-- Start of DATASET RECORDS --
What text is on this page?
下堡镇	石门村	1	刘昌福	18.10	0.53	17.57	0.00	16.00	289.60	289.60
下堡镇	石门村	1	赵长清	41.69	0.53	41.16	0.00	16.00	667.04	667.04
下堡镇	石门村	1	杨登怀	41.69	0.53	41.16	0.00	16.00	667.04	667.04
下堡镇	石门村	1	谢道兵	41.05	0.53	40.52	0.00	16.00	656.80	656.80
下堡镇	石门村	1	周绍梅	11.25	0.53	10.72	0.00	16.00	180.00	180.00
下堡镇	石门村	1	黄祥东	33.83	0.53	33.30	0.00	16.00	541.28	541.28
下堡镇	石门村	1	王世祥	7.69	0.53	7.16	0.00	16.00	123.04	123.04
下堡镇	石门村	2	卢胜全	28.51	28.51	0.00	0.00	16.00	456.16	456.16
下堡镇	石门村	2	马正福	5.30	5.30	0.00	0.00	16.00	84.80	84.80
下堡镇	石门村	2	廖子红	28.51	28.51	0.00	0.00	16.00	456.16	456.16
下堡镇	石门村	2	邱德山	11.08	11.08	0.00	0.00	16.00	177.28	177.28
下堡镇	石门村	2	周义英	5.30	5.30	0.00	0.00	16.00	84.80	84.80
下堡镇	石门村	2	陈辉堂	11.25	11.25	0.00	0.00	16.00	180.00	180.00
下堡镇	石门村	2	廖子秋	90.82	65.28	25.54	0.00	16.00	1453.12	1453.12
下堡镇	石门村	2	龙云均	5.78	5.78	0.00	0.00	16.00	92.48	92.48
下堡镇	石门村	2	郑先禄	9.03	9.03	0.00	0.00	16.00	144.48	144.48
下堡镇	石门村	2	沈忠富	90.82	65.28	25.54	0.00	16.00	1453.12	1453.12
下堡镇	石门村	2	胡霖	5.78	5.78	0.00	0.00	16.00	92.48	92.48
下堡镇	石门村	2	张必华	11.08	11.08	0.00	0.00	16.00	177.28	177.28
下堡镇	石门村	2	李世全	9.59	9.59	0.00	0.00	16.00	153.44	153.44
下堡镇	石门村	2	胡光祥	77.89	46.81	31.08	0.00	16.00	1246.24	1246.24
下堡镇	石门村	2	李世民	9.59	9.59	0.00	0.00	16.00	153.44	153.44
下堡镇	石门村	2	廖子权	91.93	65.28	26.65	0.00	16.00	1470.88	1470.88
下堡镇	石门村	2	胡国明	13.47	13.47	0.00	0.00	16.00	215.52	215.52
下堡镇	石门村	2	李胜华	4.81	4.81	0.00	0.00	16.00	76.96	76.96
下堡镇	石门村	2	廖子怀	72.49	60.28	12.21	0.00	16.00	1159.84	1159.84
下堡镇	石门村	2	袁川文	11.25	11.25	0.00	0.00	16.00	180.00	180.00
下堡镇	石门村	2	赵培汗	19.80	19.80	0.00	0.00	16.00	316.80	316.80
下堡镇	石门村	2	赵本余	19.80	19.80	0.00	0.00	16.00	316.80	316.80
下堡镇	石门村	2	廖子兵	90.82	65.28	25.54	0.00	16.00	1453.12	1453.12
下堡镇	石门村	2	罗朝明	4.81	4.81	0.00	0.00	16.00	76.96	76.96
-- End of DATASET RECORDS --
◆ YOUR INSTRUCTIONS ◆
All of the entries should be written out again exactly.

◆ WRITTEN REPLY ◆
What text is on this page?
下堡镇	石门村	1	刘昌福	18.10	0.53	17.57	0.00	16.00	289.60	289.60
下堡镇	石门村	1	赵长清	41.69	0.53	41.16	0.00	16.00	667.04	667.04
下堡镇	石门村	1	杨登怀	41.69	0.53	41.16	0.00	16.00	667.04	667.04
下堡镇	石门村	1	谢道兵	41.05	0.53	40.52	0.00	16.00	656.80	656.80
下堡镇	石门村	1	周绍梅	11.25	0.53	10.72	0.00	16.00	180.00	180.00
下堡镇	石门村	1	黄祥东	33.83	0.53	33.30	0.00	16.00	541.28	541.28
下堡镇	石门村	1	王世祥	7.69	0.53	7.16	0.00	16.00	123.04	123.04
下堡镇	石门村	2	卢胜全	28.51	28.51	0.00	0.00	16.00	456.16	456.16
下堡镇	石门村	2	马正福	5.30	5.30	0.00	0.00	16.00	84.80	84.80
下堡镇	石门村	2	廖子红	28.51	28.51	0.00	0.00	16.00	456.16	456.16
下堡镇	石门村	2	邱德山	11.08	11.08	0.00	0.00	16.00	177.28	177.28
下堡镇	石门村	2	周义英	5.30	5.30	0.00	0.00	16.00	84.80	84.80
下堡镇	石门村	2	陈辉堂	11.25	11.25	0.00	0.00	16.00	180.00	180.00
下堡镇	石门村	2	廖子秋	90.82	65.28	25.54	0.00	16.00	1453.12	1453.12
下堡镇	石门村	2	龙云均	5.78	5.78	0.00	0.00	16.00	92.48	92.48
下堡镇	石门村	2	郑先禄	9.03	9.03	0.00	0.00	16.00	144.48	144.48
下堡镇	石门村	2	沈忠富	90.82	65.28	25.54	0.00	16.00	1453.12	1453.12
下堡镇	石门村	2	胡霖	5.78	5.78	0.00	0.00	16.00	92.48	92.48
下堡镇	石门村	2	张必华	11.08	11.08	0.00	0.00	16.00	177.28	177.28
下堡镇	石门村	2	李世全	9.59	9.59	0.00	0.00	16.00	153.44	153.44
下堡镇	石门村	2	胡光祥	77.89	46.81	31.08	0.00	16.00	1246.24	1246.24
下堡镇	石门村	2	李世民	9.59	9.59	0.00	0.00	16.00	153.44	153.44
下堡镇	石门村	2	廖子权	91.93	65.28	26.65	0.00	16.00	1470.88	1470.88
下堡镇	石门村	2	胡国明	13.47	13.47	0.00	0.00	16.00	215.52	215.52
下堡镇	石门村	2	李胜华	4.81	4.81	0.00	0.00	16.00	76.96	76.96
下堡镇	石门村	2	廖子怀	72.49	60.28	12.21	0.00	16.00	1159.84	1159.84
下堡镇	石门村	2	袁川文	11.25	11.25	0.00	0.00	16.00	180.00	180.00
下堡镇	石门村	2	赵培汗	19.80	19.80	0.00	0.00	16.00	316.80	316.80
下堡镇	石门村	2	赵本余	19.80	19.80	0.00	0.00	16.00	316.80	316.80
下堡镇	石门村	2	廖子兵	90.82	65.28	25.54	0.00	16.00	1453.12	1453.12
下堡镇	石门村	2	罗朝明	4.81	4.81	0.00	0.00	16.00	76.96	76.96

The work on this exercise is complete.